Your task is to copy every line of the entries that contains "officiers".

■ Records shown ■

»»

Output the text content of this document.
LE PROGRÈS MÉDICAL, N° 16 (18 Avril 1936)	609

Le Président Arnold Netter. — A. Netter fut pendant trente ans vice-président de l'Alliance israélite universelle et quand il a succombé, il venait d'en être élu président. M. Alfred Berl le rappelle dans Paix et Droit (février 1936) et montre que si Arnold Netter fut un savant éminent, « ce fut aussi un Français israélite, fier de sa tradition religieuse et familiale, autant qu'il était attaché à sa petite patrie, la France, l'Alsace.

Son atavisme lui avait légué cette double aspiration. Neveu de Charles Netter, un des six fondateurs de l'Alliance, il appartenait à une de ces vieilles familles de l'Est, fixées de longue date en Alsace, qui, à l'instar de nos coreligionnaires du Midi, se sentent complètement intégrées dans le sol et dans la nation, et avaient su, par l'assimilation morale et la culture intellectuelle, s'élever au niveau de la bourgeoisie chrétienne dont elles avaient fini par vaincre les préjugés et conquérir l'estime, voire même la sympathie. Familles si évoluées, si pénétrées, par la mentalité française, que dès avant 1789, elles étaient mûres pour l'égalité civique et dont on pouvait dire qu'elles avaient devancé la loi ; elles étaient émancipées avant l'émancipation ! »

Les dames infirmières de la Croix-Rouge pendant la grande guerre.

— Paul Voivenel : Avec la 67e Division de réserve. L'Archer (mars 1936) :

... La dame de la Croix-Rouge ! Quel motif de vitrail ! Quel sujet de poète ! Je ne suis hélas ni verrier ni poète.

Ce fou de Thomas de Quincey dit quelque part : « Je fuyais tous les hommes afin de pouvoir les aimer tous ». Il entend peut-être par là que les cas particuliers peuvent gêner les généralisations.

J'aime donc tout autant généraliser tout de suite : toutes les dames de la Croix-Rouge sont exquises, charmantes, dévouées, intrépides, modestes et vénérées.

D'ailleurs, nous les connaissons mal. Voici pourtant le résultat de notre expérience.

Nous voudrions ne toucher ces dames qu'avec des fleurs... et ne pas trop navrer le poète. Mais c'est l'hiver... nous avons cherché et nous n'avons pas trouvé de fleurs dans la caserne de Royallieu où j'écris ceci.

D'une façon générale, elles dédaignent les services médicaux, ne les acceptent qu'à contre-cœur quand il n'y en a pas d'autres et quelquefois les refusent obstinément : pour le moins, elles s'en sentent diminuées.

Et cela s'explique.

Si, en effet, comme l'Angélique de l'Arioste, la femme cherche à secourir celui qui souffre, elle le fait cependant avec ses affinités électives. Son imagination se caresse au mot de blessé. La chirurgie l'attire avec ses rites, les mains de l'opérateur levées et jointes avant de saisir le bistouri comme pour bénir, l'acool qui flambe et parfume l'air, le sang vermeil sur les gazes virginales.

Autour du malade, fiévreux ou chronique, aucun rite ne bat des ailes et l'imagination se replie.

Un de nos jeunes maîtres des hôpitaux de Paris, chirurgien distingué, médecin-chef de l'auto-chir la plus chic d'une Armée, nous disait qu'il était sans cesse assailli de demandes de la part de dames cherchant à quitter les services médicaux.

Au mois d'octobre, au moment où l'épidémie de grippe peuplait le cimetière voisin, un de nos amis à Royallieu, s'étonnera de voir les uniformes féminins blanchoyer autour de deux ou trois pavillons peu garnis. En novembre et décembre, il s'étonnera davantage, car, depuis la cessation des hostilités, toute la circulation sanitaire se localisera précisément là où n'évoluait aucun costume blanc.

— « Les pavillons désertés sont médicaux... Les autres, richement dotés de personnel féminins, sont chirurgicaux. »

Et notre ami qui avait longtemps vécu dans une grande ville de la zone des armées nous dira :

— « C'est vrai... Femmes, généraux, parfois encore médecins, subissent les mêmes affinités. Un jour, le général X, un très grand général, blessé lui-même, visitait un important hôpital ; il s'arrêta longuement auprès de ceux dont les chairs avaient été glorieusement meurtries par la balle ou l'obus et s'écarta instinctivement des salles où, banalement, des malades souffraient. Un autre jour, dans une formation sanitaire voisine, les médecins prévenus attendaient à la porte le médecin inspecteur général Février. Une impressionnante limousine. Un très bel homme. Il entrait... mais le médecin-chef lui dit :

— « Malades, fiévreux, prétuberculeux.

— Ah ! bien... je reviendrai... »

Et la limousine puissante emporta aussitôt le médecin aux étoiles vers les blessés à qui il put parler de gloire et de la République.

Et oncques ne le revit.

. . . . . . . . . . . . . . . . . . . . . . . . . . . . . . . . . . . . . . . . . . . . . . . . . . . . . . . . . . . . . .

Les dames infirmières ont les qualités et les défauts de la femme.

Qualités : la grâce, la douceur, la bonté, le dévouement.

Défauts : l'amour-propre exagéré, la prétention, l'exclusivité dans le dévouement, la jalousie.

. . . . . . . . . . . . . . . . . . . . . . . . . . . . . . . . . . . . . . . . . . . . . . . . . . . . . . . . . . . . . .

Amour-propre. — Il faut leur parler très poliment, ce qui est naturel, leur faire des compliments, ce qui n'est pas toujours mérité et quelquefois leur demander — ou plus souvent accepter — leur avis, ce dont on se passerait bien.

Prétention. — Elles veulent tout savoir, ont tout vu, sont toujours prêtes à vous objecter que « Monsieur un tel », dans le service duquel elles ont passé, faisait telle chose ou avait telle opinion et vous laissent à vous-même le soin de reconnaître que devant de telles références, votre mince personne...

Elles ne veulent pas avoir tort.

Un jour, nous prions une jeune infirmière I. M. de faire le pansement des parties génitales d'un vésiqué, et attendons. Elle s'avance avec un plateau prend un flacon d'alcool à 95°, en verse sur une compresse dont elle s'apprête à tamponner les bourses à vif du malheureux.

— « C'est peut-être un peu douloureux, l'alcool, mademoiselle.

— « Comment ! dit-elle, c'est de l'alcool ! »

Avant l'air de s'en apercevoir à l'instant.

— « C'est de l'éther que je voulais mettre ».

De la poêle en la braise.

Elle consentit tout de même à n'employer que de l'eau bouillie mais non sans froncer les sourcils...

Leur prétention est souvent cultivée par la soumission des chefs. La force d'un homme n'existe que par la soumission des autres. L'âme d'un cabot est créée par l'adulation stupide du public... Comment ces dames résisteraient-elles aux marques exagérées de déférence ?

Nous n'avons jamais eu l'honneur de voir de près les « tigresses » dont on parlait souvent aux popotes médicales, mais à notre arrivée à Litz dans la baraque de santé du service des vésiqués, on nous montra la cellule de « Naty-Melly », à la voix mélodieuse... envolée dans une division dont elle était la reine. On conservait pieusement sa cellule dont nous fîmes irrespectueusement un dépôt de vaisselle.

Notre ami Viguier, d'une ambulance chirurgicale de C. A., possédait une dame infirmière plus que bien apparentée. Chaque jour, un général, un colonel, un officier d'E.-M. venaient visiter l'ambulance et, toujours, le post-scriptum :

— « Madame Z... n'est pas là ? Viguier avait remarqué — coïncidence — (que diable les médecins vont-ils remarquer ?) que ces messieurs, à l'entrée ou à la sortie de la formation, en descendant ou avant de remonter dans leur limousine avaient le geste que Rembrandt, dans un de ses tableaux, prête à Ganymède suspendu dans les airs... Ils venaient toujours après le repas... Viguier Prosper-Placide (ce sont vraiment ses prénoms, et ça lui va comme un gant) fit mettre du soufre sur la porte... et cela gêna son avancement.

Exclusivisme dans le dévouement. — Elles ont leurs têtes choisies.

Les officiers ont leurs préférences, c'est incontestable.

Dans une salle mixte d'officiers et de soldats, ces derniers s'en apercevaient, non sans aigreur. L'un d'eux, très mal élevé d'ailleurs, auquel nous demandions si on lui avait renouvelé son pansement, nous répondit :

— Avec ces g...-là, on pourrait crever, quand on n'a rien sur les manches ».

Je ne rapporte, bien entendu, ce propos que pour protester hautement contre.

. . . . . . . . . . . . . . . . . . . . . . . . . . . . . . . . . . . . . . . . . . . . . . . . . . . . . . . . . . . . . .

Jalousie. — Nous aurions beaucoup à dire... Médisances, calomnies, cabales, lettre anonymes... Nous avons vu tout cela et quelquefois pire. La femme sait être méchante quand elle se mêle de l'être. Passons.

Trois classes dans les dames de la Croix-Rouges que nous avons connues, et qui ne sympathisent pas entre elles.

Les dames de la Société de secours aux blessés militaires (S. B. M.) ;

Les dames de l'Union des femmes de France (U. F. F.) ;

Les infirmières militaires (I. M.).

««

■ Response below ■
Les officiers ont leurs préférences, c'est incontestable.
Dans une salle mixte d'officiers et de soldats, ces derniers s'en apercevaient, non sans aigreur. L'un d'eux, très mal élevé d'ailleurs, auquel nous demandions si on lui avait renouvelé son pansement, nous répondit :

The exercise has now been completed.